Given request:
Each line that holds the word "value" counts once. Give the total number of such lines and nothing else.

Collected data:
_ _ _ _
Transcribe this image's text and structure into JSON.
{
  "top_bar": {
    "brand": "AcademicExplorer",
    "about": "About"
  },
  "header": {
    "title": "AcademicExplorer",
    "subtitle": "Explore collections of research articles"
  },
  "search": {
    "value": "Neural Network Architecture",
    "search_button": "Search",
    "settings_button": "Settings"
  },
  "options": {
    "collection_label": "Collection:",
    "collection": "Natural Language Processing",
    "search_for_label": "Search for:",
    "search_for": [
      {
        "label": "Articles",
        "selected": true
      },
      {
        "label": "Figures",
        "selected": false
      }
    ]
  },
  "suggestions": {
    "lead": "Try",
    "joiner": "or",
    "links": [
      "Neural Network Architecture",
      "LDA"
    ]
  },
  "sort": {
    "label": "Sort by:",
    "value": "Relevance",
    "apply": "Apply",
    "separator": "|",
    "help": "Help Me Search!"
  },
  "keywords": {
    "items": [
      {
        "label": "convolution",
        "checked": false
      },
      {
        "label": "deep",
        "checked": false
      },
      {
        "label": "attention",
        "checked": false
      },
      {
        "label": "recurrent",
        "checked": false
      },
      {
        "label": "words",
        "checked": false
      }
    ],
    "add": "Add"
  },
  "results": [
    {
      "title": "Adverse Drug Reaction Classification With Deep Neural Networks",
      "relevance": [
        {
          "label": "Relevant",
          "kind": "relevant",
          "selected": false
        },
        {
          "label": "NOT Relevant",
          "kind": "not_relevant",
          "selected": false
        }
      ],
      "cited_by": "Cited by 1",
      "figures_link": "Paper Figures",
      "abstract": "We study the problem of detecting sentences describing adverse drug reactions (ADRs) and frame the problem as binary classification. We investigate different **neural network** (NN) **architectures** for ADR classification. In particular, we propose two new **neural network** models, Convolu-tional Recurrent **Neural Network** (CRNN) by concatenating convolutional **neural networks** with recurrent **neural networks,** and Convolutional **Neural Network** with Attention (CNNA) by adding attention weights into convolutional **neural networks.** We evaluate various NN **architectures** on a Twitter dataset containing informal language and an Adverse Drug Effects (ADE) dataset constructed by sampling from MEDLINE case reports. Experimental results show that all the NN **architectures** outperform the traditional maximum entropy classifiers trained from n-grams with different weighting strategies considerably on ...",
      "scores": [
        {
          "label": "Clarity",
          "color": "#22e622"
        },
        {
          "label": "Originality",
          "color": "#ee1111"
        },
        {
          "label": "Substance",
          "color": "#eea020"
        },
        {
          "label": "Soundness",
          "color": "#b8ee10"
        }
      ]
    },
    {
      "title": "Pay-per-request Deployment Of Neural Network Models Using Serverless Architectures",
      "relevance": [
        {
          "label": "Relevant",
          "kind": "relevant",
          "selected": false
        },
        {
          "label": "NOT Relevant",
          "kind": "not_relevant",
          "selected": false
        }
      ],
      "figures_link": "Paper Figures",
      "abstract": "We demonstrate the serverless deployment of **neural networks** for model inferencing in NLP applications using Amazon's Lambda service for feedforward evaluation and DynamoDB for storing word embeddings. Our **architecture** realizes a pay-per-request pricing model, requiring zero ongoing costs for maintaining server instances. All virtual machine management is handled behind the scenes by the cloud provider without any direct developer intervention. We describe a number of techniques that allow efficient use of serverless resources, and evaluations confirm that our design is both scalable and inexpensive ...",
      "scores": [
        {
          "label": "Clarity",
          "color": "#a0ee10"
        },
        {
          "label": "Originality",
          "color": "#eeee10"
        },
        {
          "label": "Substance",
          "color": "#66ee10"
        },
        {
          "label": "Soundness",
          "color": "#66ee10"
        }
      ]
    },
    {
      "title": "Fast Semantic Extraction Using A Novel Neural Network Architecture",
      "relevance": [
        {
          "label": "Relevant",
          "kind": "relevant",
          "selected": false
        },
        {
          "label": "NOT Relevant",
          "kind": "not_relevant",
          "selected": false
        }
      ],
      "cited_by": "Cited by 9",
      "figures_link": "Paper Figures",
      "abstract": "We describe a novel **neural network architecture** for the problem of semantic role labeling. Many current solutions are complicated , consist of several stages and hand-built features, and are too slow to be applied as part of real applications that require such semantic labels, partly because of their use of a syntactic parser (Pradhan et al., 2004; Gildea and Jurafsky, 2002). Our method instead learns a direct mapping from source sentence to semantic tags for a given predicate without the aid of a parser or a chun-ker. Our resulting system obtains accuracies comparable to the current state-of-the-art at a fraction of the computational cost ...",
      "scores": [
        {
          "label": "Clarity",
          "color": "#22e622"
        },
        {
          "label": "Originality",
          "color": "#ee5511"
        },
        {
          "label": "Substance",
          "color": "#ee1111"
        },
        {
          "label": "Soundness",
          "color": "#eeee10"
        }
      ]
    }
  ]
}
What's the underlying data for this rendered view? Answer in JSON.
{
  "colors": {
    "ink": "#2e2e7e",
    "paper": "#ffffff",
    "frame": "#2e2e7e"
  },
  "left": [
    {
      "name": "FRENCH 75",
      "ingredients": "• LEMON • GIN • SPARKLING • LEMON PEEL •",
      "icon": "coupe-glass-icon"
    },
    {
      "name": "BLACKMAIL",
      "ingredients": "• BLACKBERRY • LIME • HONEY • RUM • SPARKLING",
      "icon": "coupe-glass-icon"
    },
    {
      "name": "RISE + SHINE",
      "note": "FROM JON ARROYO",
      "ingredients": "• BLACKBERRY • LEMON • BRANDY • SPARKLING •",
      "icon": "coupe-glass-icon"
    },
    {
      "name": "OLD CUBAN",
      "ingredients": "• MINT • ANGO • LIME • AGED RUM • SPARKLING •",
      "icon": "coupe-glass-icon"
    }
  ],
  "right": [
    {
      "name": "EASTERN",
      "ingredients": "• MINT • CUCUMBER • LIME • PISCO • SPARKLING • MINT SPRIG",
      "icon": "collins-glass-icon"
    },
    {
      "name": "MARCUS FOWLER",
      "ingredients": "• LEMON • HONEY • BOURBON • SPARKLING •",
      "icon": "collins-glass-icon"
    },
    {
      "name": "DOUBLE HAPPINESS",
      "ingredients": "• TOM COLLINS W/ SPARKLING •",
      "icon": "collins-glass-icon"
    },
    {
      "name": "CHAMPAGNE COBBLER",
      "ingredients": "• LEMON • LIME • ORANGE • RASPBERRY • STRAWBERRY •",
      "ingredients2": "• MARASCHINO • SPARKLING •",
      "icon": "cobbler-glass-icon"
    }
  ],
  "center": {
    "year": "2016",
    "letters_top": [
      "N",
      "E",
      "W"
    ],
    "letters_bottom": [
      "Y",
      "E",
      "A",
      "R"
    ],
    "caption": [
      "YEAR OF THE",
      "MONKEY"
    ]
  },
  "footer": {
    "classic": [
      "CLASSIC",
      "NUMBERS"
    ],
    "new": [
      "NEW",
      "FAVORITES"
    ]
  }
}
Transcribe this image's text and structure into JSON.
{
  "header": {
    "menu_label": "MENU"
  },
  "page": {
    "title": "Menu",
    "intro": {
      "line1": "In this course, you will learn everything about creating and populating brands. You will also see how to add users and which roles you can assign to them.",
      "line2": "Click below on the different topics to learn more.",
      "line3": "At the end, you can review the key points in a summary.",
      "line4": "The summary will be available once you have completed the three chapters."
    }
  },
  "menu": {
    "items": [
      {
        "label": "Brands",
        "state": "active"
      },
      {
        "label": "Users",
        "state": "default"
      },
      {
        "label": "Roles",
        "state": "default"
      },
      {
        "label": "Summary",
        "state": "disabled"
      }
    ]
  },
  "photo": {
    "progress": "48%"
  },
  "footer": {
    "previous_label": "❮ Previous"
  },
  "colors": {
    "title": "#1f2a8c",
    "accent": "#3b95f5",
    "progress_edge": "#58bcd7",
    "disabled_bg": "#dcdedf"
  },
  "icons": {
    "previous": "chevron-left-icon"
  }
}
_ _ _ _
Reply:
2